--- Begin Material ---

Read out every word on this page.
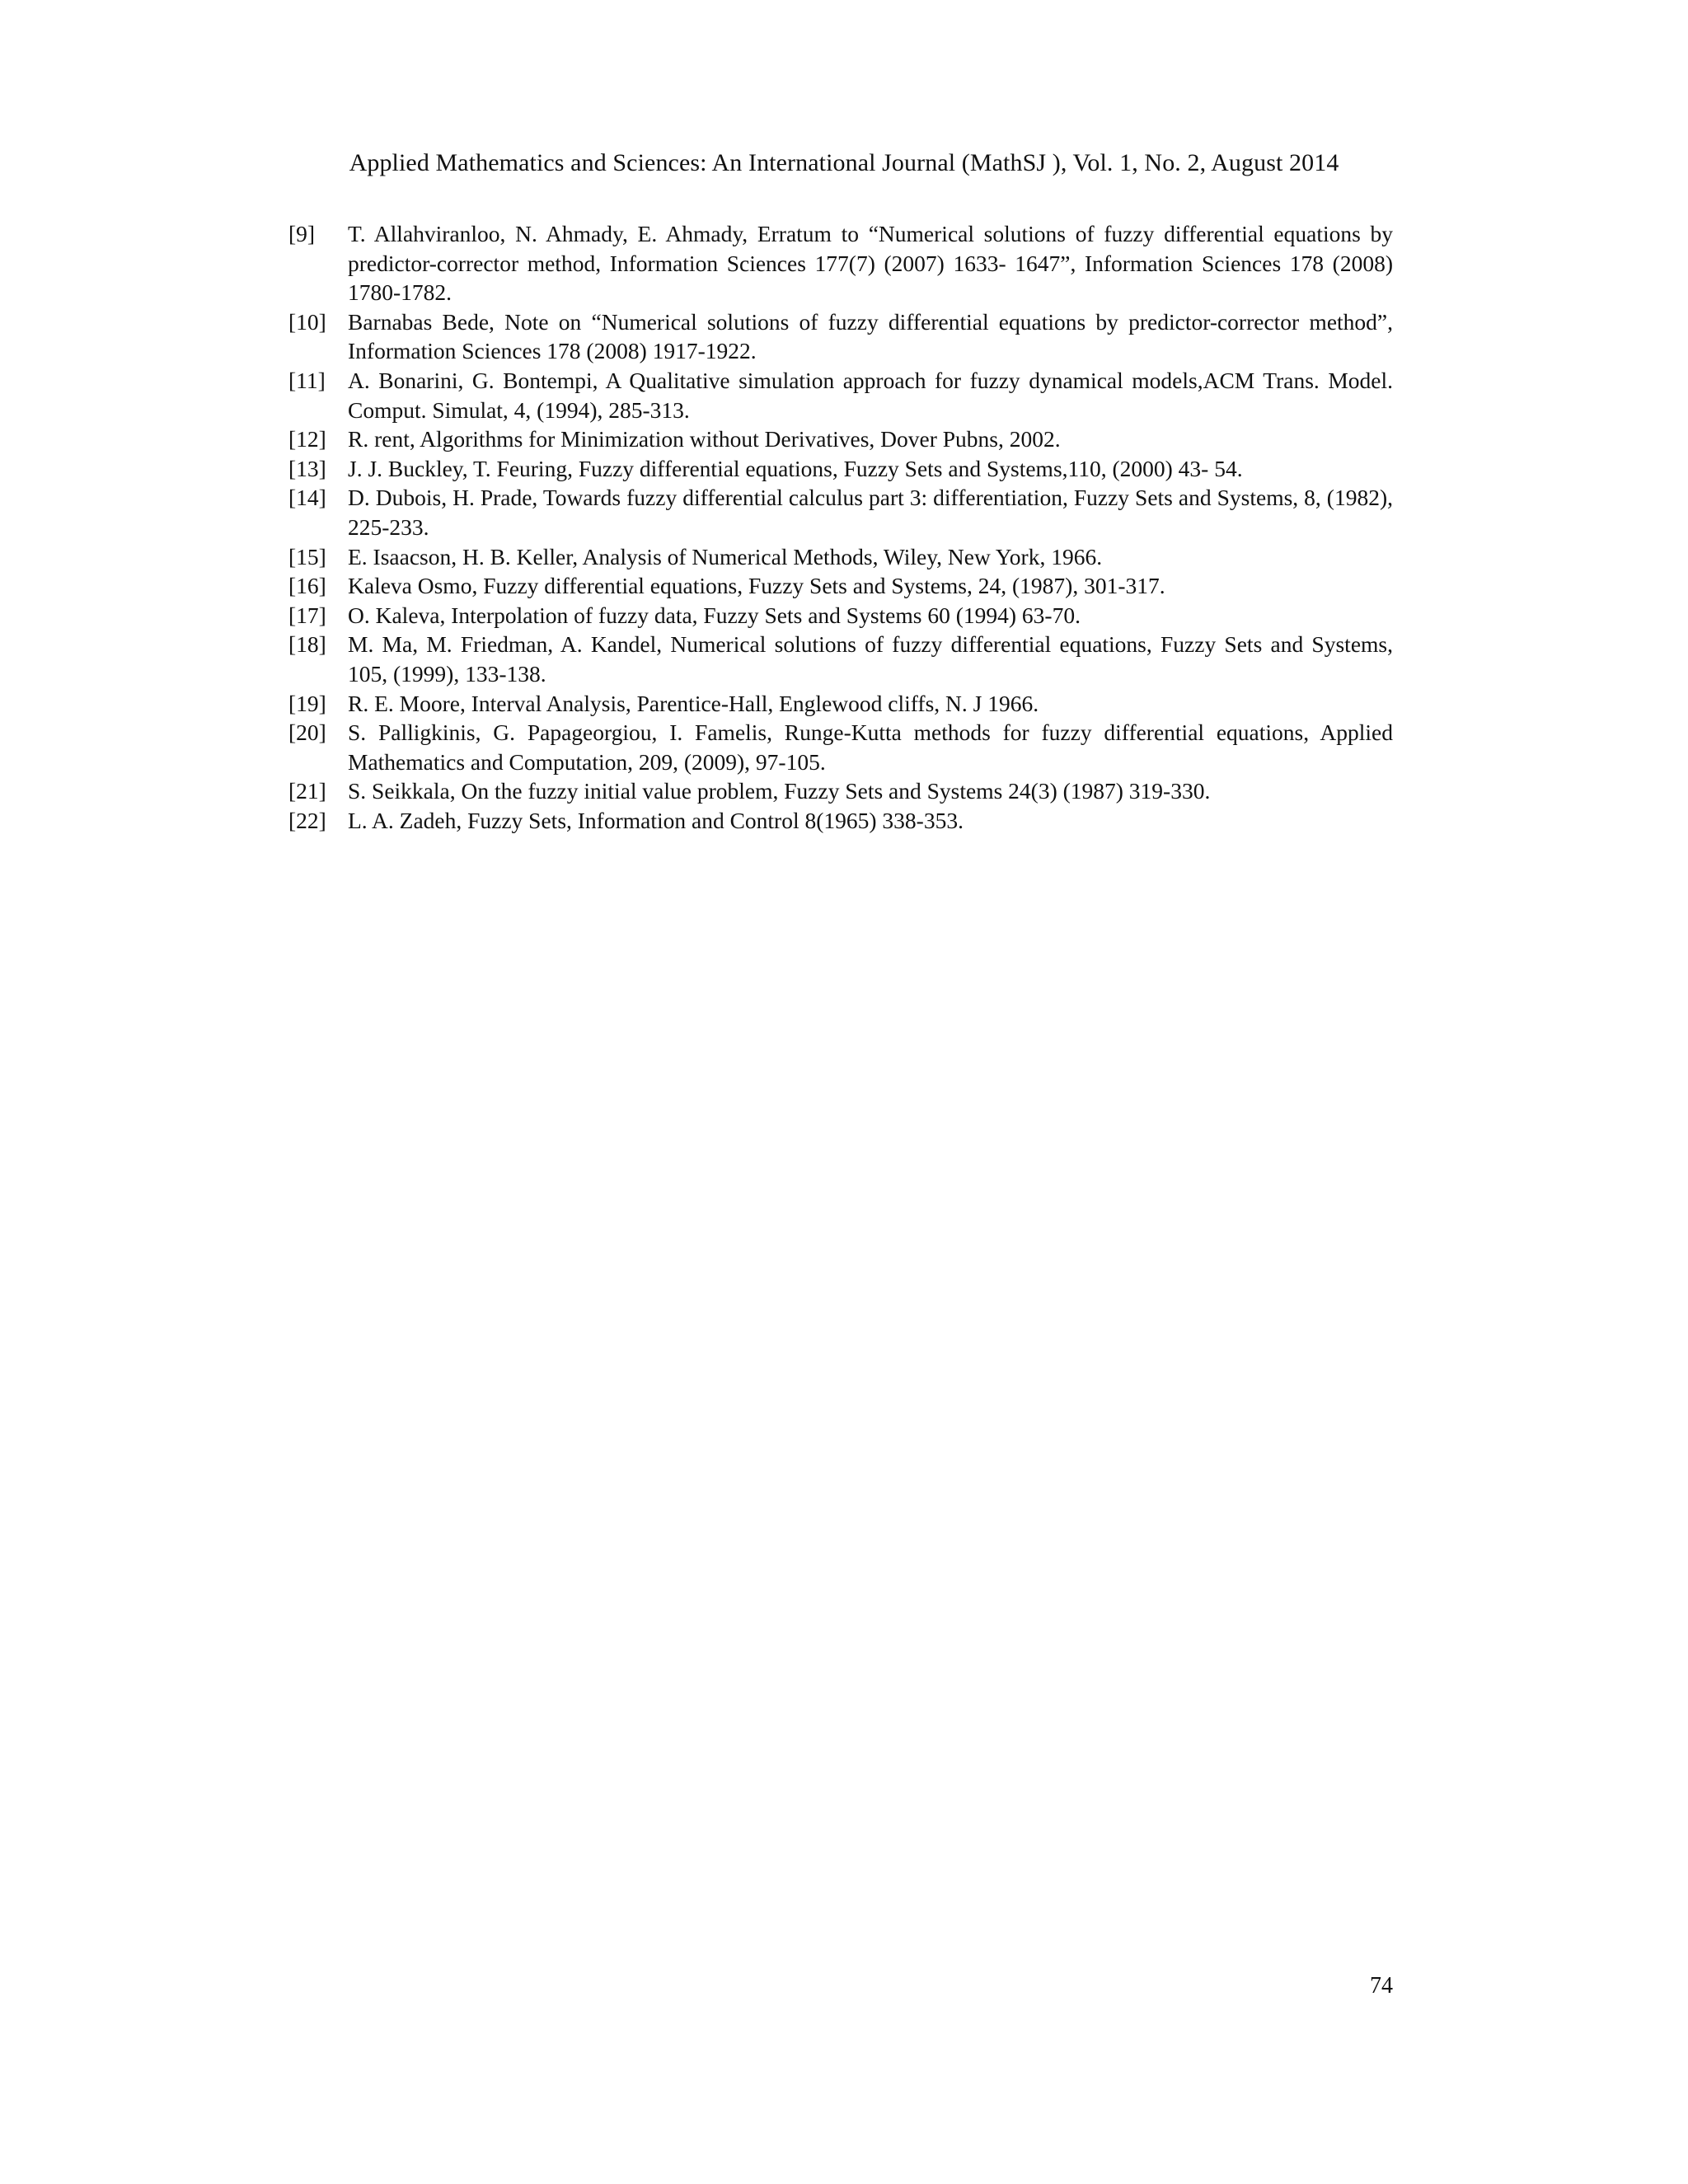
Applied Mathematics and Sciences: An International Journal (MathSJ ), Vol. 1, No. 2, August 2014
[9]	T. Allahviranloo, N. Ahmady, E. Ahmady, Erratum to “Numerical solutions of fuzzy differential equations by predictor-corrector method, Information Sciences 177(7) (2007) 1633- 1647”, Information Sciences 178 (2008) 1780-1782.
[10] Barnabas Bede, Note on “Numerical solutions of fuzzy differential equations by predictor-corrector method”, Information Sciences 178 (2008) 1917-1922.
[11] A. Bonarini, G. Bontempi, A Qualitative simulation approach for fuzzy dynamical models,ACM Trans. Model. Comput. Simulat, 4, (1994), 285-313.
[12] R. rent, Algorithms for Minimization without Derivatives, Dover Pubns, 2002.
[13] J. J. Buckley, T. Feuring, Fuzzy differential equations, Fuzzy Sets and Systems,110, (2000) 43- 54.
[14] D. Dubois, H. Prade, Towards fuzzy differential calculus part 3: differentiation, Fuzzy Sets and Systems, 8, (1982), 225-233.
[15] E. Isaacson, H. B. Keller, Analysis of Numerical Methods, Wiley, New York, 1966.
[16] Kaleva Osmo, Fuzzy differential equations, Fuzzy Sets and Systems, 24, (1987), 301-317.
[17] O. Kaleva, Interpolation of fuzzy data, Fuzzy Sets and Systems 60 (1994) 63-70.
[18] M. Ma, M. Friedman, A. Kandel, Numerical solutions of fuzzy differential equations, Fuzzy Sets and Systems, 105, (1999), 133-138.
[19] R. E. Moore, Interval Analysis, Parentice-Hall, Englewood cliffs, N. J 1966.
[20] S. Palligkinis, G. Papageorgiou, I. Famelis, Runge-Kutta methods for fuzzy differential equations, Applied Mathematics and Computation, 209, (2009), 97-105.
[21] S. Seikkala, On the fuzzy initial value problem, Fuzzy Sets and Systems 24(3) (1987) 319-330.
[22] L. A. Zadeh, Fuzzy Sets, Information and Control 8(1965) 338-353.
74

--- End Material ---

◆ Task prompt: Select and copy every line of the material that holds the string "Kaleva".

◆ Written response:
[16] Kaleva Osmo, Fuzzy differential equations, Fuzzy Sets and Systems, 24, (1987), 301-317.
[17] O. Kaleva, Interpolation of fuzzy data, Fuzzy Sets and Systems 60 (1994) 63-70.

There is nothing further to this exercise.